-------- Passage sélectionné

CRÊME : c’est la partie grasse & huileuse du lait, séparée de la partie caseuse, & de sa sérosité. Cette substance est d’un grand usage, tant en cuisine que pour l’office. On appelle aussi crême une préparation de différentes substances réduites en consistance de gelée ou bouillie, dont on trouvera les procédés à leurs articles respectifs.

Crême. Prenez de la crême claire & bien douce ; mettez-la dans une jatte ; faites-la rafraîchir sur la glace, & servez avec du sucre en poudre.

Crême à l’Angloise. Pilez une once d’écorce de citrons confits, autant d’écorce d'orange, cinq onces de pistaches ; mettez-y deux jaunes d’œufs, & un quarteron de sucre en poudre ; délayez le tout avec une chopine de lait. Faites cuire à petit feu, & prenez garde que ce mêlange ne s’attache. Près de tirer du feu, mettez-y un peu d’eau de fleurs d’orange. Dressez sur une assiette sur le feu, jusqu’à ce qu’elle se dore sur les bords ; sucrez bien & donnez couleur avec une pelle rouge.

Crême à la Bourguignotte. Faites bouillir de la crême, & la faites réduire à moitié, avec citron rapé, eau de fleurs d’orange. Étant froide, mettez-y une pincée de gomme adraganth en poudre. Fouettez-la bien, faites-la égoutter ; & servez avec du sucre fin.

----------------
-------- Matériel fourni

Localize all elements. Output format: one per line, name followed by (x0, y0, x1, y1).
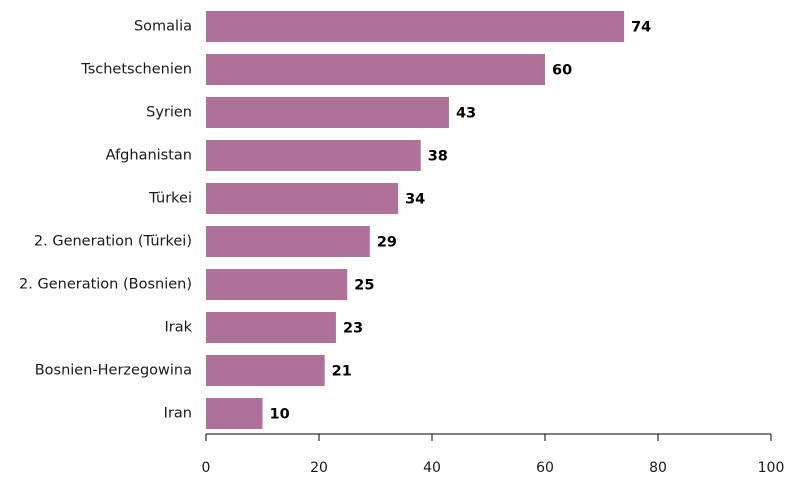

----------------

__Consigne__.
Modifiez le passage sélectionné : reproduisez le segment compris entre "Crême à l’Angloise." et "une pelle rouge." inclus, en substituant "amandes" à "pistaches".

__Réponse proposée__.
Crême à l’Angloise. Pilez une once d’écorce de citrons confits, autant d’écorce d'orange, cinq onces de amandes ; mettez-y deux jaunes d’œufs, & un quarteron de sucre en poudre ; délayez le tout avec une chopine de lait. Faites cuire à petit feu, & prenez garde que ce mêlange ne s’attache. Près de tirer du feu, mettez-y un peu d’eau de fleurs d’orange. Dressez sur une assiette sur le feu, jusqu’à ce qu’elle se dore sur les bords ; sucrez bien & donnez couleur avec une pelle rouge.